### Information given

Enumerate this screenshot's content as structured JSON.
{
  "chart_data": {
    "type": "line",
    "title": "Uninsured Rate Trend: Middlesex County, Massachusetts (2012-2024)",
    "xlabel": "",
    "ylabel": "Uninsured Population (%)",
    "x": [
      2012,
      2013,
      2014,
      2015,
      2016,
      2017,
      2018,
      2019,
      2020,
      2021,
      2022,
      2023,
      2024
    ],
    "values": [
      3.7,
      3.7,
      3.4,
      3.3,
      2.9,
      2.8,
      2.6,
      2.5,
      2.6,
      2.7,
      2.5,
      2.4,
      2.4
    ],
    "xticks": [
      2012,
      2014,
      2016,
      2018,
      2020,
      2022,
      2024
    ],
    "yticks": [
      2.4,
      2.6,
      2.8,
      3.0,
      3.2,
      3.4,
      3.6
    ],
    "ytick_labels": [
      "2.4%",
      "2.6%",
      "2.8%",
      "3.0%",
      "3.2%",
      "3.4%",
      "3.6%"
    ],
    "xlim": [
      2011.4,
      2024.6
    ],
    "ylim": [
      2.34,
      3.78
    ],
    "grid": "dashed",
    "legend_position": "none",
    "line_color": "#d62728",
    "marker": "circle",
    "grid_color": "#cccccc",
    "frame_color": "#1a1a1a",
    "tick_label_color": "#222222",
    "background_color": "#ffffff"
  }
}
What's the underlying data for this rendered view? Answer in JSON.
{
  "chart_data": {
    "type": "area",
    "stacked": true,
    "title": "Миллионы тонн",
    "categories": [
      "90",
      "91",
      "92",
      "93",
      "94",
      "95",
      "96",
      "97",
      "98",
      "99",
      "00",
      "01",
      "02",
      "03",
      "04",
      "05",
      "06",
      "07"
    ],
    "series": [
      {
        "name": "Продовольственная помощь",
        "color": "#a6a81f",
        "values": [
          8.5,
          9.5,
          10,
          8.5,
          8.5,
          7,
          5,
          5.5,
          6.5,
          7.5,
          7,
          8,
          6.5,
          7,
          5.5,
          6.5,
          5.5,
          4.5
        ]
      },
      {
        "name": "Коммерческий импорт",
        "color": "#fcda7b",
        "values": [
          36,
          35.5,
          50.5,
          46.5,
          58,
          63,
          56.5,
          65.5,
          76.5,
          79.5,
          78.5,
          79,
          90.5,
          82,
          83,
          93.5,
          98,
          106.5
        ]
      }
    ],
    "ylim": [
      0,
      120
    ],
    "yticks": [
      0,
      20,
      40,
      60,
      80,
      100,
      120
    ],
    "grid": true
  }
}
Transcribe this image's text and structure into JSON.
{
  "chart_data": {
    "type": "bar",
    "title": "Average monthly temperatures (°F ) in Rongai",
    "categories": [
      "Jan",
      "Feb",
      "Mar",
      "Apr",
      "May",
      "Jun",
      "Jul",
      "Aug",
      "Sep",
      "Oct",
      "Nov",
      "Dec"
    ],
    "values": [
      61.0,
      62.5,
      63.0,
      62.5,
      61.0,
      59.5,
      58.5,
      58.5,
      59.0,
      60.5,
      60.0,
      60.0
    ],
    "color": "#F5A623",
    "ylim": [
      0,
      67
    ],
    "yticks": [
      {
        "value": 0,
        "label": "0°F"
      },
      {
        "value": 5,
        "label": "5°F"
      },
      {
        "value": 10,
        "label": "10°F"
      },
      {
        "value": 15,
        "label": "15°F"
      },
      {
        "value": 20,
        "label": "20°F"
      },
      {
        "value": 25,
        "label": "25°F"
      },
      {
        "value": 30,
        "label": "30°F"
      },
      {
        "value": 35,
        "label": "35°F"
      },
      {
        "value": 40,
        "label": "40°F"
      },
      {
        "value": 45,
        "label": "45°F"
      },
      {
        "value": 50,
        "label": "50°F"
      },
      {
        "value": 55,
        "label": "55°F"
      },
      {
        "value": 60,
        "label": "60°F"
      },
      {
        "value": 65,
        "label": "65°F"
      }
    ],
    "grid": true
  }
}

### Goal of the exercise
Retype all of the entries precisely as they are.

### Exercise output
Enumerate this screenshot's content as structured JSON.
{
  "chart_data": {
    "type": "line",
    "title": "Uninsured Rate Trend: Middlesex County, Massachusetts (2012-2024)",
    "xlabel": "",
    "ylabel": "Uninsured Population (%)",
    "x": [
      2012,
      2013,
      2014,
      2015,
      2016,
      2017,
      2018,
      2019,
      2020,
      2021,
      2022,
      2023,
      2024
    ],
    "values": [
      3.7,
      3.7,
      3.4,
      3.3,
      2.9,
      2.8,
      2.6,
      2.5,
      2.6,
      2.7,
      2.5,
      2.4,
      2.4
    ],
    "xticks": [
      2012,
      2014,
      2016,
      2018,
      2020,
      2022,
      2024
    ],
    "yticks": [
      2.4,
      2.6,
      2.8,
      3.0,
      3.2,
      3.4,
      3.6
    ],
    "ytick_labels": [
      "2.4%",
      "2.6%",
      "2.8%",
      "3.0%",
      "3.2%",
      "3.4%",
      "3.6%"
    ],
    "xlim": [
      2011.4,
      2024.6
    ],
    "ylim": [
      2.34,
      3.78
    ],
    "grid": "dashed",
    "legend_position": "none",
    "line_color": "#d62728",
    "marker": "circle",
    "grid_color": "#cccccc",
    "frame_color": "#1a1a1a",
    "tick_label_color": "#222222",
    "background_color": "#ffffff"
  }
}
What's the underlying data for this rendered view? Answer in JSON.
{
  "chart_data": {
    "type": "area",
    "stacked": true,
    "title": "Миллионы тонн",
    "categories": [
      "90",
      "91",
      "92",
      "93",
      "94",
      "95",
      "96",
      "97",
      "98",
      "99",
      "00",
      "01",
      "02",
      "03",
      "04",
      "05",
      "06",
      "07"
    ],
    "series": [
      {
        "name": "Продовольственная помощь",
        "color": "#a6a81f",
        "values": [
          8.5,
          9.5,
          10,
          8.5,
          8.5,
          7,
          5,
          5.5,
          6.5,
          7.5,
          7,
          8,
          6.5,
          7,
          5.5,
          6.5,
          5.5,
          4.5
        ]
      },
      {
        "name": "Коммерческий импорт",
        "color": "#fcda7b",
        "values": [
          36,
          35.5,
          50.5,
          46.5,
          58,
          63,
          56.5,
          65.5,
          76.5,
          79.5,
          78.5,
          79,
          90.5,
          82,
          83,
          93.5,
          98,
          106.5
        ]
      }
    ],
    "ylim": [
      0,
      120
    ],
    "yticks": [
      0,
      20,
      40,
      60,
      80,
      100,
      120
    ],
    "grid": true
  }
}
Transcribe this image's text and structure into JSON.
{
  "chart_data": {
    "type": "bar",
    "title": "Average monthly temperatures (°F ) in Rongai",
    "categories": [
      "Jan",
      "Feb",
      "Mar",
      "Apr",
      "May",
      "Jun",
      "Jul",
      "Aug",
      "Sep",
      "Oct",
      "Nov",
      "Dec"
    ],
    "values": [
      61.0,
      62.5,
      63.0,
      62.5,
      61.0,
      59.5,
      58.5,
      58.5,
      59.0,
      60.5,
      60.0,
      60.0
    ],
    "color": "#F5A623",
    "ylim": [
      0,
      67
    ],
    "yticks": [
      {
        "value": 0,
        "label": "0°F"
      },
      {
        "value": 5,
        "label": "5°F"
      },
      {
        "value": 10,
        "label": "10°F"
      },
      {
        "value": 15,
        "label": "15°F"
      },
      {
        "value": 20,
        "label": "20°F"
      },
      {
        "value": 25,
        "label": "25°F"
      },
      {
        "value": 30,
        "label": "30°F"
      },
      {
        "value": 35,
        "label": "35°F"
      },
      {
        "value": 40,
        "label": "40°F"
      },
      {
        "value": 45,
        "label": "45°F"
      },
      {
        "value": 50,
        "label": "50°F"
      },
      {
        "value": 55,
        "label": "55°F"
      },
      {
        "value": 60,
        "label": "60°F"
      },
      {
        "value": 65,
        "label": "65°F"
      }
    ],
    "grid": true
  }
}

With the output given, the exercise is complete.